> [Задание]: Перепишите все приведённые ниже записи слово в слово. Изображения в ответ не включайте.

> [Записи набора данных]:
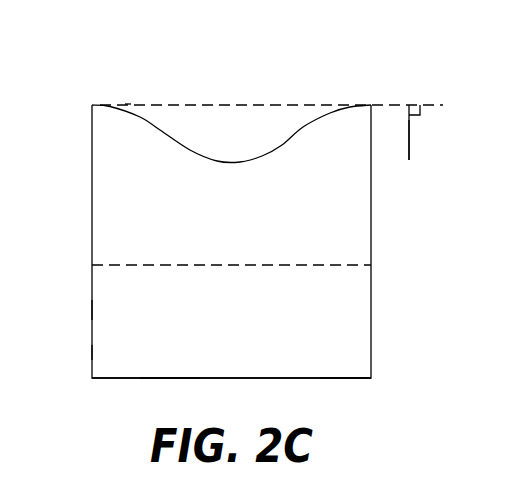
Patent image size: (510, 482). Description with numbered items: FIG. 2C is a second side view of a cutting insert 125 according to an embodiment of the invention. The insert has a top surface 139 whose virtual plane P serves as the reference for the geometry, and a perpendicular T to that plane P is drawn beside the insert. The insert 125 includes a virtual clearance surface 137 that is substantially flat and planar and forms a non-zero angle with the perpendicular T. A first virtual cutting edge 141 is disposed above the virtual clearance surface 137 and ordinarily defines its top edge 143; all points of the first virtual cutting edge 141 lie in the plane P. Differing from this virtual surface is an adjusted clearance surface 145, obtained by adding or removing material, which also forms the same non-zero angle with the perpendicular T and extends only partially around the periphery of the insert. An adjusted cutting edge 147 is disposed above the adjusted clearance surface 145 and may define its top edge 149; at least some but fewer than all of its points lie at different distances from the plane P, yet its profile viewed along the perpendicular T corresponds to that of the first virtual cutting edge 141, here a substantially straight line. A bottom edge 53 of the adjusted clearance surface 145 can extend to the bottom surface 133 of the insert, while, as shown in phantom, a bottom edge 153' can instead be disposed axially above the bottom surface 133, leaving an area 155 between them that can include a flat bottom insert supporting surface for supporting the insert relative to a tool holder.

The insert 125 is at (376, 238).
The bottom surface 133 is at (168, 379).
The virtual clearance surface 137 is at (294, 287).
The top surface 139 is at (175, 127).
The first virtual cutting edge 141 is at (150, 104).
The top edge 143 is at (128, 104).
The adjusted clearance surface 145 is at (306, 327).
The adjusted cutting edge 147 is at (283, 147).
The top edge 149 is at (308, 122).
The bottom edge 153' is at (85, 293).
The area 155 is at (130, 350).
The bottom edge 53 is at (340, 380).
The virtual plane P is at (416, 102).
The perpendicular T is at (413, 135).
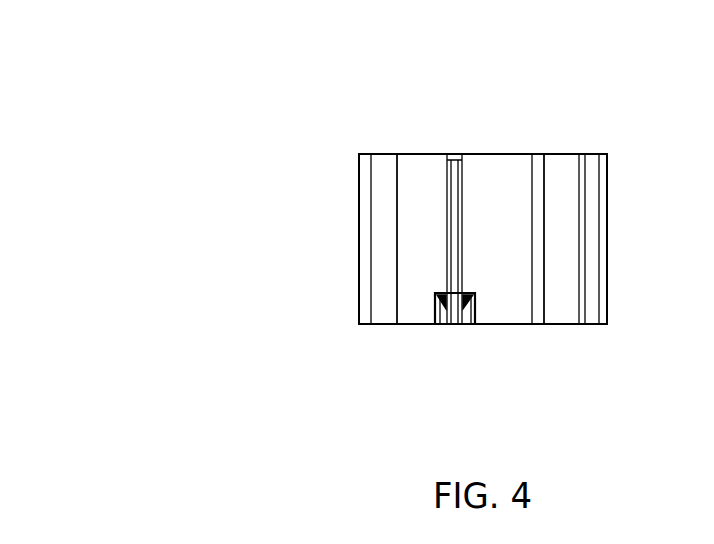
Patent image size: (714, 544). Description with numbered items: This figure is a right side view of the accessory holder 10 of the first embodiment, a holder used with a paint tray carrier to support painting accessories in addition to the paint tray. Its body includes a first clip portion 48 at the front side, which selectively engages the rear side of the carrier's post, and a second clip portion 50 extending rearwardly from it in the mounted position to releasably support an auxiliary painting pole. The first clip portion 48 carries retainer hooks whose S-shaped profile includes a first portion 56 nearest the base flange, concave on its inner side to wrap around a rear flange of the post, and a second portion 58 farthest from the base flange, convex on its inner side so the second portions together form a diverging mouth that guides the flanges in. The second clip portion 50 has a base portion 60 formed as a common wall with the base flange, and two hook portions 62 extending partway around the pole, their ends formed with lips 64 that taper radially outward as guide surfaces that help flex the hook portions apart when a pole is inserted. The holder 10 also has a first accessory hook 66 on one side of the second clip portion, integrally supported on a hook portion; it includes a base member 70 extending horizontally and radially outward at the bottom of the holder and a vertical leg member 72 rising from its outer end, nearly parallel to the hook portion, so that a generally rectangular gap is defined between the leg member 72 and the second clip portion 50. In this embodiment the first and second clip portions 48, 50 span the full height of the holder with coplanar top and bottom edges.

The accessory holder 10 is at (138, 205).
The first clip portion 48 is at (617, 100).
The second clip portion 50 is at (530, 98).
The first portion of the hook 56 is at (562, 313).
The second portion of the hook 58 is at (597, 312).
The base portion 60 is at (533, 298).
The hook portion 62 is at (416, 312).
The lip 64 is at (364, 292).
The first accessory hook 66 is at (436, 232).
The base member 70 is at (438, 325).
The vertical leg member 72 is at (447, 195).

> [Ответ к заданию]:
Patent image size: (510, 482). Description with numbered items: FIG. 2C is a second side view of a cutting insert 125 according to an embodiment of the invention. The insert has a top surface 139 whose virtual plane P serves as the reference for the geometry, and a perpendicular T to that plane P is drawn beside the insert. The insert 125 includes a virtual clearance surface 137 that is substantially flat and planar and forms a non-zero angle with the perpendicular T. A first virtual cutting edge 141 is disposed above the virtual clearance surface 137 and ordinarily defines its top edge 143; all points of the first virtual cutting edge 141 lie in the plane P. Differing from this virtual surface is an adjusted clearance surface 145, obtained by adding or removing material, which also forms the same non-zero angle with the perpendicular T and extends only partially around the periphery of the insert. An adjusted cutting edge 147 is disposed above the adjusted clearance surface 145 and may define its top edge 149; at least some but fewer than all of its points lie at different distances from the plane P, yet its profile viewed along the perpendicular T corresponds to that of the first virtual cutting edge 141, here a substantially straight line. A bottom edge 53 of the adjusted clearance surface 145 can extend to the bottom surface 133 of the insert, while, as shown in phantom, a bottom edge 153' can instead be disposed axially above the bottom surface 133, leaving an area 155 between them that can include a flat bottom insert supporting surface for supporting the insert relative to a tool holder.

The insert 125 is at (376, 238).
The bottom surface 133 is at (168, 379).
The virtual clearance surface 137 is at (294, 287).
The top surface 139 is at (175, 127).
The first virtual cutting edge 141 is at (150, 104).
The top edge 143 is at (128, 104).
The adjusted clearance surface 145 is at (306, 327).
The adjusted cutting edge 147 is at (283, 147).
The top edge 149 is at (308, 122).
The bottom edge 153' is at (85, 293).
The area 155 is at (130, 350).
The bottom edge 53 is at (340, 380).
The virtual plane P is at (416, 102).
The perpendicular T is at (413, 135).
Patent image size: (714, 544). Description with numbered items: This figure is a right side view of the accessory holder 10 of the first embodiment, a holder used with a paint tray carrier to support painting accessories in addition to the paint tray. Its body includes a first clip portion 48 at the front side, which selectively engages the rear side of the carrier's post, and a second clip portion 50 extending rearwardly from it in the mounted position to releasably support an auxiliary painting pole. The first clip portion 48 carries retainer hooks whose S-shaped profile includes a first portion 56 nearest the base flange, concave on its inner side to wrap around a rear flange of the post, and a second portion 58 farthest from the base flange, convex on its inner side so the second portions together form a diverging mouth that guides the flanges in. The second clip portion 50 has a base portion 60 formed as a common wall with the base flange, and two hook portions 62 extending partway around the pole, their ends formed with lips 64 that taper radially outward as guide surfaces that help flex the hook portions apart when a pole is inserted. The holder 10 also has a first accessory hook 66 on one side of the second clip portion, integrally supported on a hook portion; it includes a base member 70 extending horizontally and radially outward at the bottom of the holder and a vertical leg member 72 rising from its outer end, nearly parallel to the hook portion, so that a generally rectangular gap is defined between the leg member 72 and the second clip portion 50. In this embodiment the first and second clip portions 48, 50 span the full height of the holder with coplanar top and bottom edges.

The accessory holder 10 is at (138, 205).
The first clip portion 48 is at (617, 100).
The second clip portion 50 is at (530, 98).
The first portion of the hook 56 is at (562, 313).
The second portion of the hook 58 is at (597, 312).
The base portion 60 is at (533, 298).
The hook portion 62 is at (416, 312).
The lip 64 is at (364, 292).
The first accessory hook 66 is at (436, 232).
The base member 70 is at (438, 325).
The vertical leg member 72 is at (447, 195).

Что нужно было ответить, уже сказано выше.